(Figure record extracts)
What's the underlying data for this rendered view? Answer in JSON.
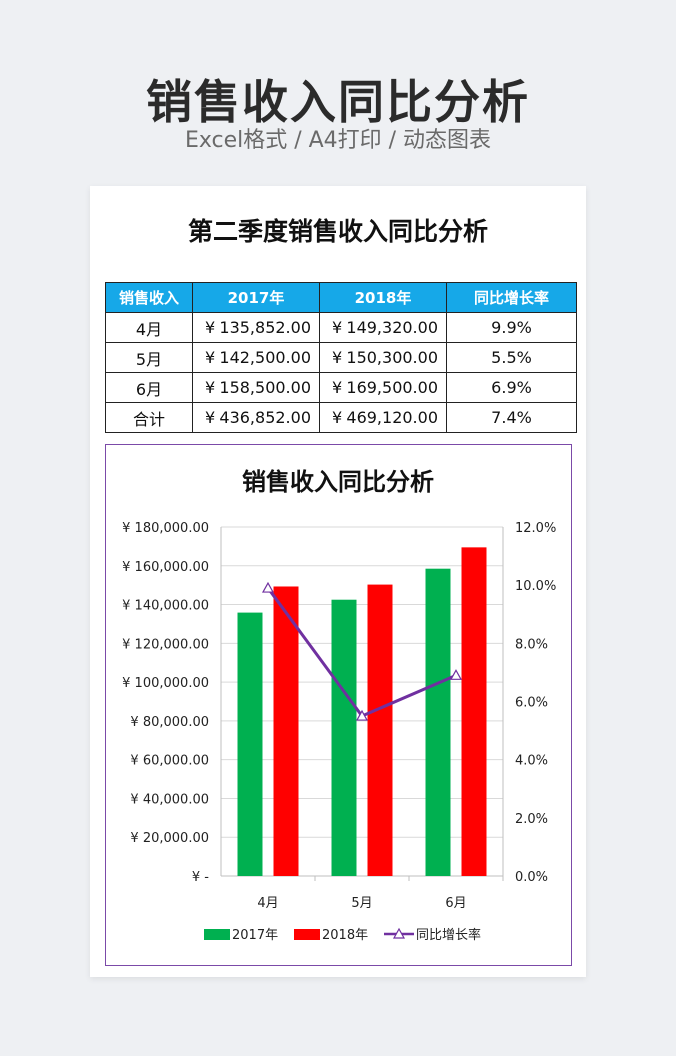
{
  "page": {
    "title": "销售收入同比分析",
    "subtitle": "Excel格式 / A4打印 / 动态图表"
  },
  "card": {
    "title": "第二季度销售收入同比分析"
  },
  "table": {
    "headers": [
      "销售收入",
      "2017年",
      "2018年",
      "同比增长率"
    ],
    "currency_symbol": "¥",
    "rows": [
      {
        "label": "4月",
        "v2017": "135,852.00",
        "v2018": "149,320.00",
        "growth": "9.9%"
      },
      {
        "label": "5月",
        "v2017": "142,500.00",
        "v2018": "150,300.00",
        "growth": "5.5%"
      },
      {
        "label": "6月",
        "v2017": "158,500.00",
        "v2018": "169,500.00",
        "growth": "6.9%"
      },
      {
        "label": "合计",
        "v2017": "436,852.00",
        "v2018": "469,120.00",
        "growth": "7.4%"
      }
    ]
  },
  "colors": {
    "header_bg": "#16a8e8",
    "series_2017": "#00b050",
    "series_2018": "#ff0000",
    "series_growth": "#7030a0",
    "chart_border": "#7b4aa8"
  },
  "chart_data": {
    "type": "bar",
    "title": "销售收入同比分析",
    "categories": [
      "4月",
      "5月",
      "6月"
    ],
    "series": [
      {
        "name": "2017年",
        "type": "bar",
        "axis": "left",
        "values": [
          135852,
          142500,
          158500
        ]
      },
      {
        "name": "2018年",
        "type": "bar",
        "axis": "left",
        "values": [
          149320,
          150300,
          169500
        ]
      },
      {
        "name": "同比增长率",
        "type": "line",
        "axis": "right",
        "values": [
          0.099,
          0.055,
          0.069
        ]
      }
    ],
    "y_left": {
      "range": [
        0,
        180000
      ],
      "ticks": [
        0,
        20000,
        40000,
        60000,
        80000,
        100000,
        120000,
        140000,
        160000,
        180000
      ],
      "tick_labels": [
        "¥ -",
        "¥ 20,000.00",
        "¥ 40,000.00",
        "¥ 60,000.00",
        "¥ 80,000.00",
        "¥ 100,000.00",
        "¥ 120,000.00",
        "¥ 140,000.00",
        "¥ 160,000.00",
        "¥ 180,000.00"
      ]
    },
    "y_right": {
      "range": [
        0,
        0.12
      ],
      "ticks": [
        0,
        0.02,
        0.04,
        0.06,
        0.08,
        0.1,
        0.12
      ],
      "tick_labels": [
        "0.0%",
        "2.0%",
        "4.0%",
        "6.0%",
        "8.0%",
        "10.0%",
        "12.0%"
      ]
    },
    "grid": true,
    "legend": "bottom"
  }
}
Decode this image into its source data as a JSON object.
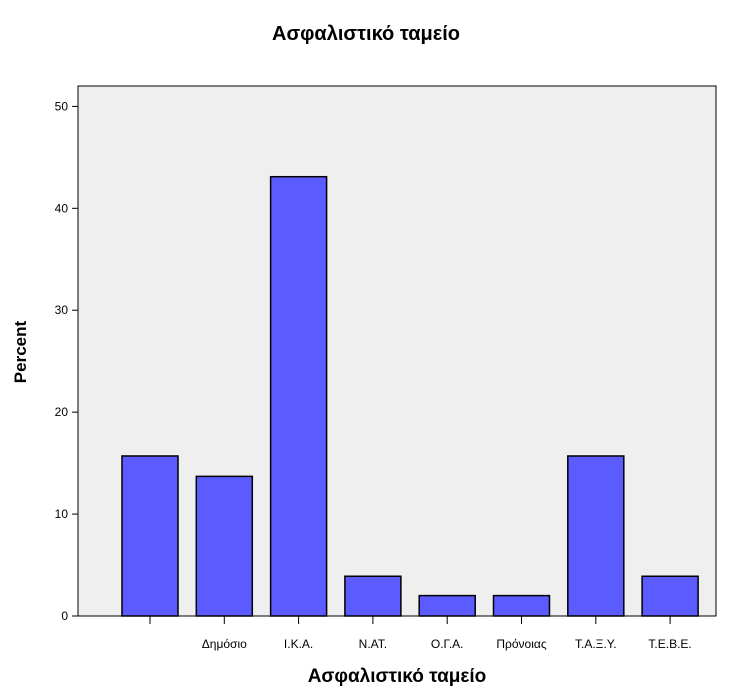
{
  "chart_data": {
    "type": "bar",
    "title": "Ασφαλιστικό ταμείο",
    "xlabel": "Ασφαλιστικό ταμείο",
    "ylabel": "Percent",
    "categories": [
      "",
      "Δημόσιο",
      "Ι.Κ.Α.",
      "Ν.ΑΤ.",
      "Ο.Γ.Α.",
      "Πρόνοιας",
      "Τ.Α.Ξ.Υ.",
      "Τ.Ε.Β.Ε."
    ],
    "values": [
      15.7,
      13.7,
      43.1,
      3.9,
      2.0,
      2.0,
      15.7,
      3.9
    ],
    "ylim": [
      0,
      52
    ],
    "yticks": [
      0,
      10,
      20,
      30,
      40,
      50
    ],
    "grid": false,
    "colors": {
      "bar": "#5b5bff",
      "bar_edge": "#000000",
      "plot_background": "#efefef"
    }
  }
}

==

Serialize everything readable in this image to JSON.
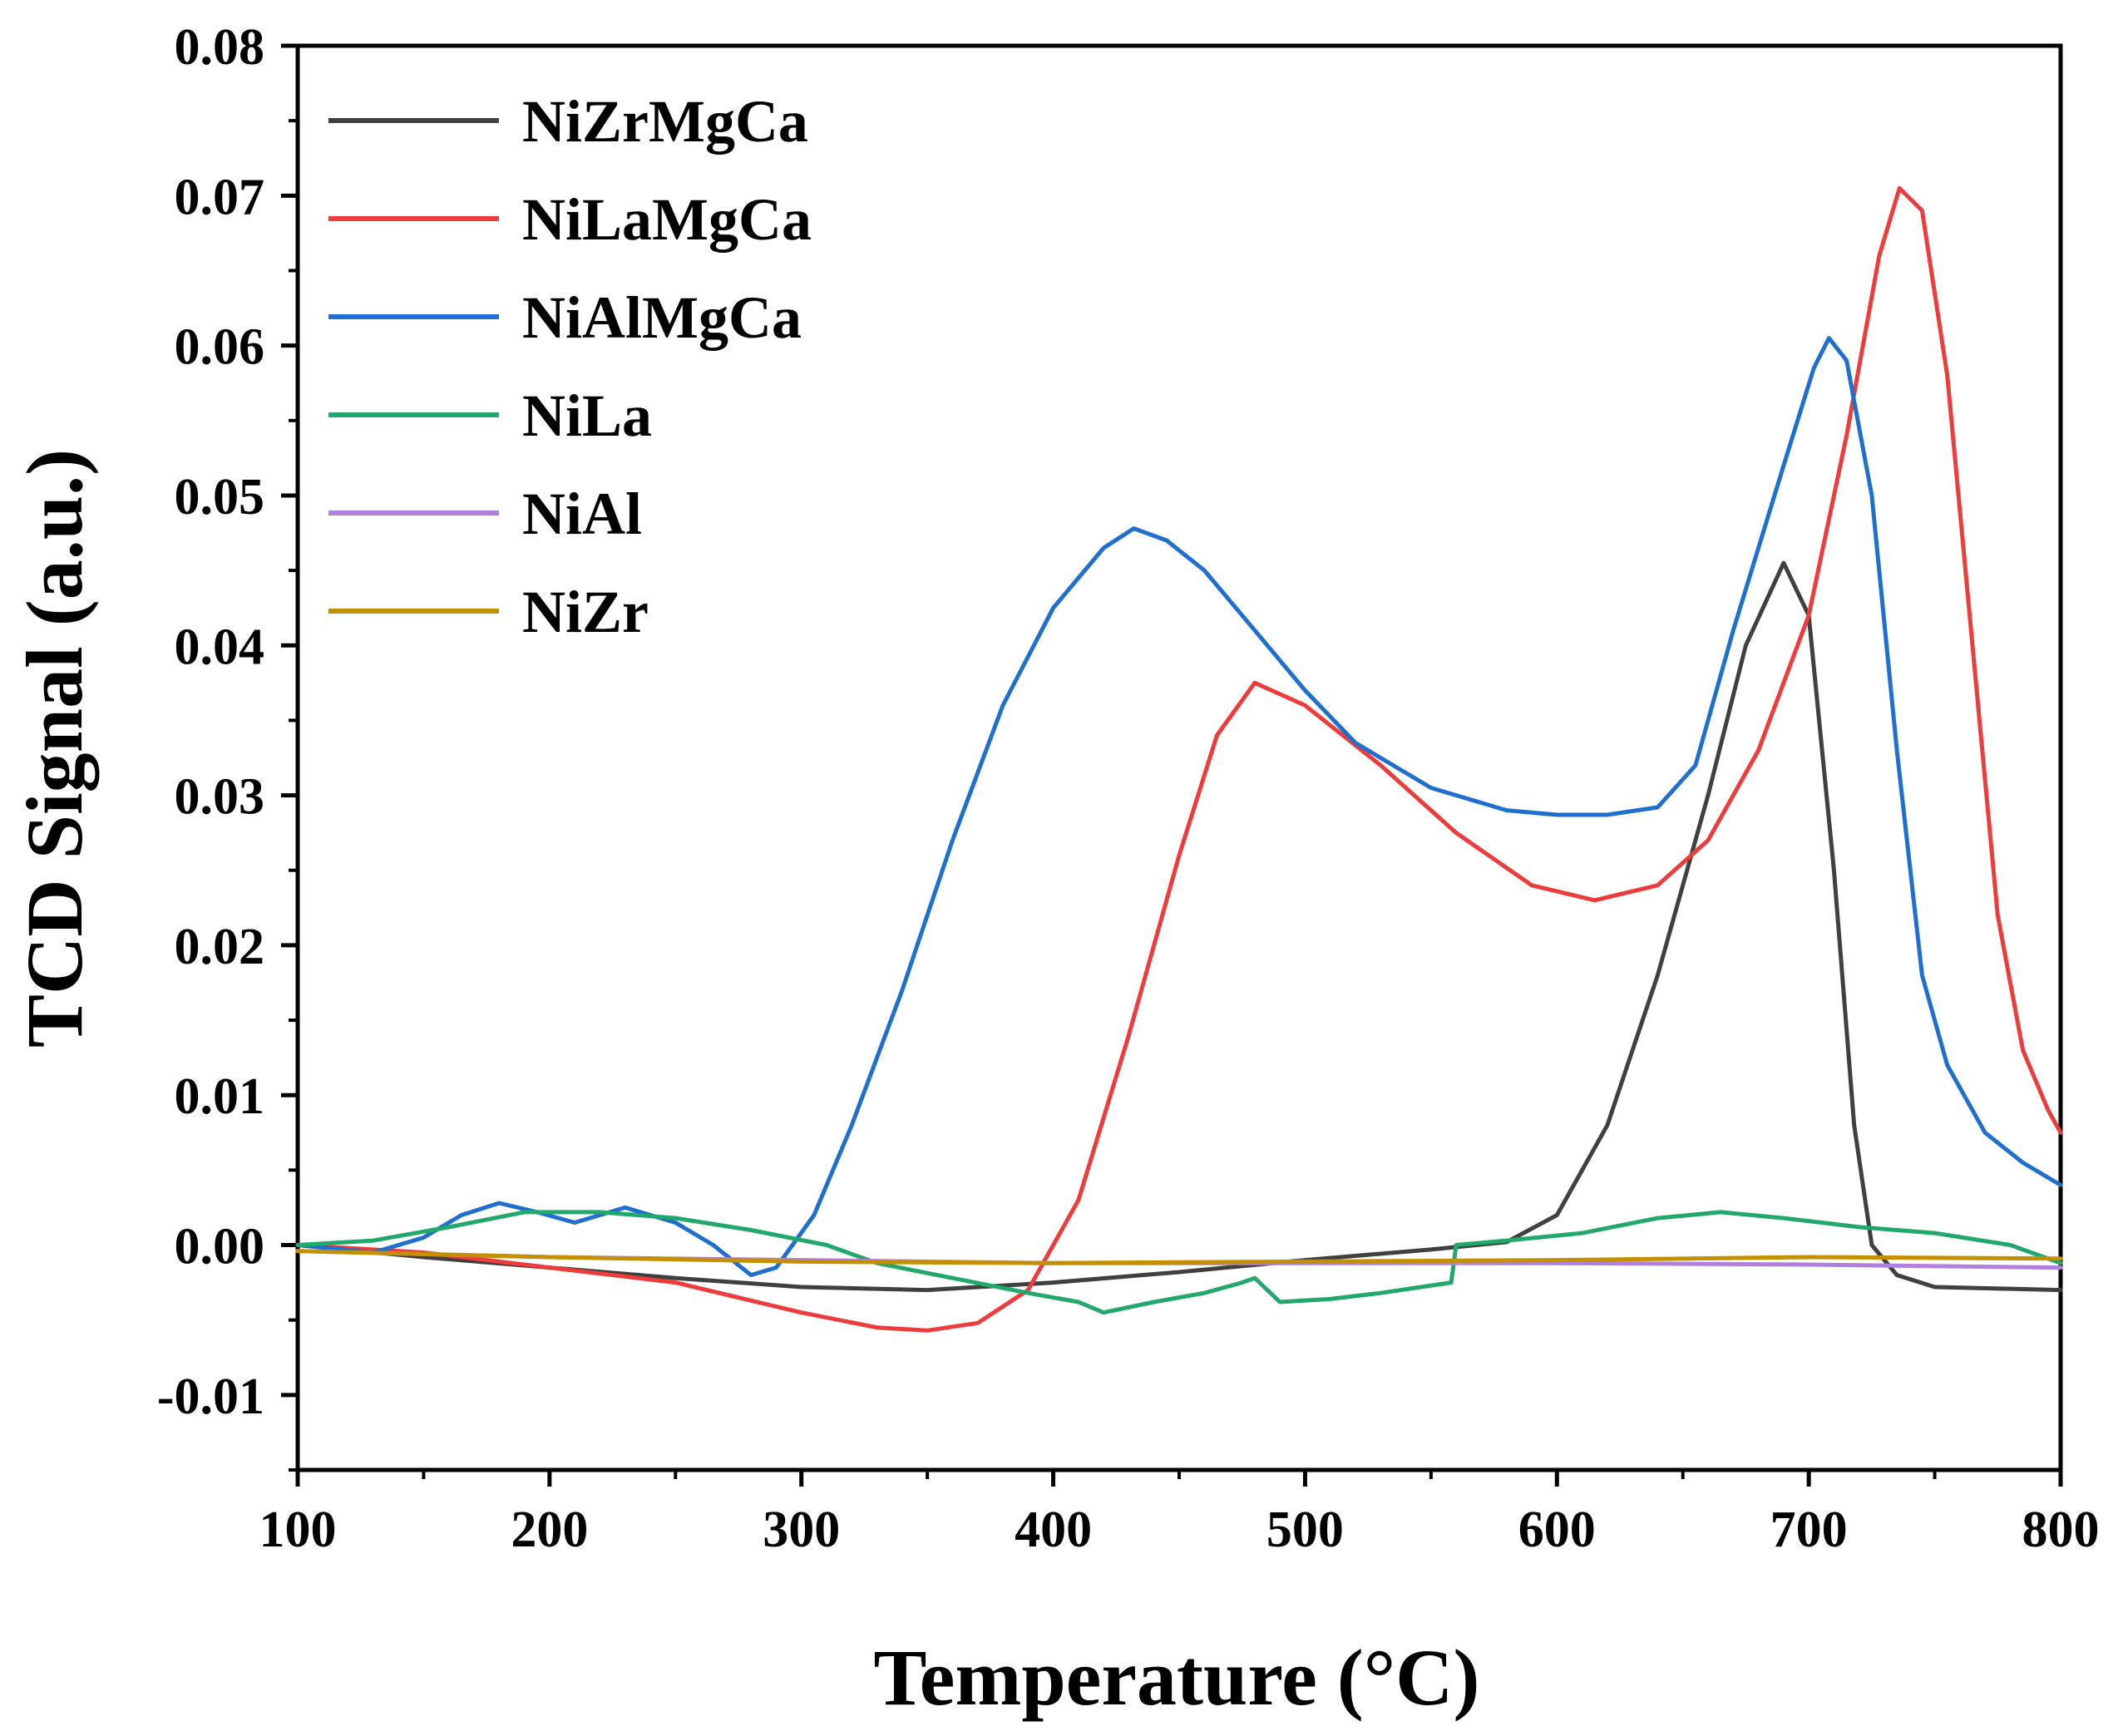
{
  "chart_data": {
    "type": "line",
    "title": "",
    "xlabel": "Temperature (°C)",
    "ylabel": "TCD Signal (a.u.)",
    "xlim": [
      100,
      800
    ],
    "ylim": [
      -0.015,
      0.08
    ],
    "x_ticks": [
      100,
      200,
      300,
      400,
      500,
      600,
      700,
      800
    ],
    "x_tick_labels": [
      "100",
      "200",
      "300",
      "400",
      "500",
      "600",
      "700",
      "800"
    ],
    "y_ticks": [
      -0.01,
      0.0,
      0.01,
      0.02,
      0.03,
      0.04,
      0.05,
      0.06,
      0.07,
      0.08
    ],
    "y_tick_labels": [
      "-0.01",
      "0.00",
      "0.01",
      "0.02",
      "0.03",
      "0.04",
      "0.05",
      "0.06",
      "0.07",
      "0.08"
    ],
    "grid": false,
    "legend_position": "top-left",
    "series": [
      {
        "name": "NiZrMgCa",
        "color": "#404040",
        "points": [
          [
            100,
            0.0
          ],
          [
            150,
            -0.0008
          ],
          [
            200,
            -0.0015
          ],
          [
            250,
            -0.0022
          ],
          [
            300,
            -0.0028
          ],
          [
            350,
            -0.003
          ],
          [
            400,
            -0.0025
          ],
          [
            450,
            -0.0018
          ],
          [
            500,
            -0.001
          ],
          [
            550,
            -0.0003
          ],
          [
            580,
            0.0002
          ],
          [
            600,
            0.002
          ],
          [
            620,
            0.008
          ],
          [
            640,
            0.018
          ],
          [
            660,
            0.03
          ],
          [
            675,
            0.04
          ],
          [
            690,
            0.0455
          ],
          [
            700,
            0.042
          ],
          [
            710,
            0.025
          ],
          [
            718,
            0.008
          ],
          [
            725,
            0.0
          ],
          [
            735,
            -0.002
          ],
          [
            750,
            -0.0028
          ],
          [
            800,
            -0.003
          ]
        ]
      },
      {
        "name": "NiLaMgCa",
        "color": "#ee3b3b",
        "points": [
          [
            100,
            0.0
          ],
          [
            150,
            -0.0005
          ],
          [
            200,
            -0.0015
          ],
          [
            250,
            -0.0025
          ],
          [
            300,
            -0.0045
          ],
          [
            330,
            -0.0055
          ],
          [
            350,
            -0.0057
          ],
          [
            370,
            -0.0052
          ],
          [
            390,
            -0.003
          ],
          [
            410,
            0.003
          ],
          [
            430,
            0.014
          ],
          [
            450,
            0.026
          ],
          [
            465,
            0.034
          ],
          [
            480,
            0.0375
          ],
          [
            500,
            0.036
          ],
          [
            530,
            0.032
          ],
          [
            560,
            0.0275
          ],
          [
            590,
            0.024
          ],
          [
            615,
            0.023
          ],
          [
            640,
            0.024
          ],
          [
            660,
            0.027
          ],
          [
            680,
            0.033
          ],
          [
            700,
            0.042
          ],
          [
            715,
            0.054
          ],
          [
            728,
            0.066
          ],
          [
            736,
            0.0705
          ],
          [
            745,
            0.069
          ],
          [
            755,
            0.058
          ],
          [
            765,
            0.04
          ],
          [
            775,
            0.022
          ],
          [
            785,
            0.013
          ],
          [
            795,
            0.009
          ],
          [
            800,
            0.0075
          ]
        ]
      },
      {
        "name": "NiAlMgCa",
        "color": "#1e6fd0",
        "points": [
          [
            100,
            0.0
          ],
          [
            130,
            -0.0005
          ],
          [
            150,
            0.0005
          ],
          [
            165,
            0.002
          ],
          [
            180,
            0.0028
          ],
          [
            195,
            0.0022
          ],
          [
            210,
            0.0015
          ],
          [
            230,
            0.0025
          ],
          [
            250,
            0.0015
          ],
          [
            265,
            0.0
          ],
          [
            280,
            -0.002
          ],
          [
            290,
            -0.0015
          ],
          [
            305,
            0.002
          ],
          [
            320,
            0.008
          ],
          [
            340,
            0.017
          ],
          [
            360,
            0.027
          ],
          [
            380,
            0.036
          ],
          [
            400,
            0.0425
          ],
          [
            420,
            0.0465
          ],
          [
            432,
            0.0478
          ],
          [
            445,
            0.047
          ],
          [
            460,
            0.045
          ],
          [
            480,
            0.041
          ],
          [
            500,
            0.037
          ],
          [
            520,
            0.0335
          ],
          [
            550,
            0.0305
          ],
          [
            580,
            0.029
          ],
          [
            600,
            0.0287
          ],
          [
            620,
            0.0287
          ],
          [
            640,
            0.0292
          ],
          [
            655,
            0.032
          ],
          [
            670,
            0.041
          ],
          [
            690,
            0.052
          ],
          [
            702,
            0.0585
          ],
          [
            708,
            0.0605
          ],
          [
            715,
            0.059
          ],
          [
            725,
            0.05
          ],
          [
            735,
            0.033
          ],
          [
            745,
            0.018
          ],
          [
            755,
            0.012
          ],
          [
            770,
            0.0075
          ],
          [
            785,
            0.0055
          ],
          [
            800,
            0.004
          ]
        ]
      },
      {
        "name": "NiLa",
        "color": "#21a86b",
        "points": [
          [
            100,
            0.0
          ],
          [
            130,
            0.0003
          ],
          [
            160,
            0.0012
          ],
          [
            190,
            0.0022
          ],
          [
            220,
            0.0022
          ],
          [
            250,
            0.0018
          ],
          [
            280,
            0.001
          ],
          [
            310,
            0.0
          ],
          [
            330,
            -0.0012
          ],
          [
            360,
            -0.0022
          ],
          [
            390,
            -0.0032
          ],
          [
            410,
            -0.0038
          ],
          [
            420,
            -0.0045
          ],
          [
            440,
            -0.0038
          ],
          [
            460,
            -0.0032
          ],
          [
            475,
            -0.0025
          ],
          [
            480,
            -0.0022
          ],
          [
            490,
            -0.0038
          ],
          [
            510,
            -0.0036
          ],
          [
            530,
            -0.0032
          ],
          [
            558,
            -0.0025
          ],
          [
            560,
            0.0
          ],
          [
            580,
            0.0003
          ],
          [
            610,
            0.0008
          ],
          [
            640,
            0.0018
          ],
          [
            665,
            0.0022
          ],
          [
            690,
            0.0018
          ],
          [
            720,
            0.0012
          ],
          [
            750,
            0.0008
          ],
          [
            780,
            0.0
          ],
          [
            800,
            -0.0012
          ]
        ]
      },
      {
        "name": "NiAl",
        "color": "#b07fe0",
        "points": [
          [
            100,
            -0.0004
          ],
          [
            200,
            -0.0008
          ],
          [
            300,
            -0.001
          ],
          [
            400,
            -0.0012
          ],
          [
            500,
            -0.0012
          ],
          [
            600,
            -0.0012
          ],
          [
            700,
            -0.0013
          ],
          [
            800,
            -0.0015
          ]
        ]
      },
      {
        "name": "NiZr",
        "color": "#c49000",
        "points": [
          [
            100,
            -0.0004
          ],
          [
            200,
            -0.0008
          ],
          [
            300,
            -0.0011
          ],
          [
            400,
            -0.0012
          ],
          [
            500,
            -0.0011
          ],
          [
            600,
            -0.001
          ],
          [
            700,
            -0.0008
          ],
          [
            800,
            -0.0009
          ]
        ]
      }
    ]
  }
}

...

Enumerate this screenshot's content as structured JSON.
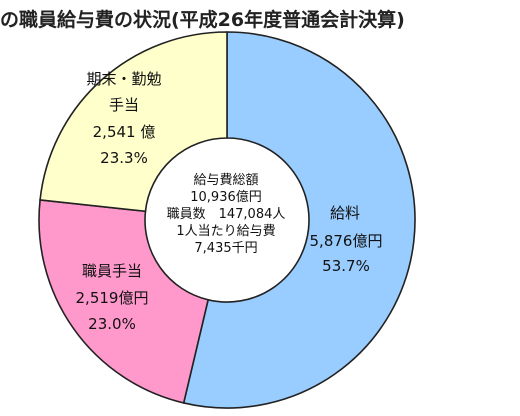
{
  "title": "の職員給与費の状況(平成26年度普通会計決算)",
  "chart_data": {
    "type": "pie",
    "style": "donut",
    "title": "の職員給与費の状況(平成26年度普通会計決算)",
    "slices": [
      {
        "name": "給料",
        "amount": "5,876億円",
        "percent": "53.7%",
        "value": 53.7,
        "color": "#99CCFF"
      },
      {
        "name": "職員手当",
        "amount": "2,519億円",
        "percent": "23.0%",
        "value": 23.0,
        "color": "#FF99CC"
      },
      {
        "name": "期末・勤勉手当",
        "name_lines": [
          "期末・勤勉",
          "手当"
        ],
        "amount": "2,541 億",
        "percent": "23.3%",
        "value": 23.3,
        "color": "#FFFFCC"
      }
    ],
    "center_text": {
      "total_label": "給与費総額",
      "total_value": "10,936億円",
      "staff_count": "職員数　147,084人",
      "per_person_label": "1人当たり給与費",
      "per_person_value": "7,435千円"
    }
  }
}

> **To do**:
Write down only the number of lines that contain the string "type" in the listing.

> **Solution**:
7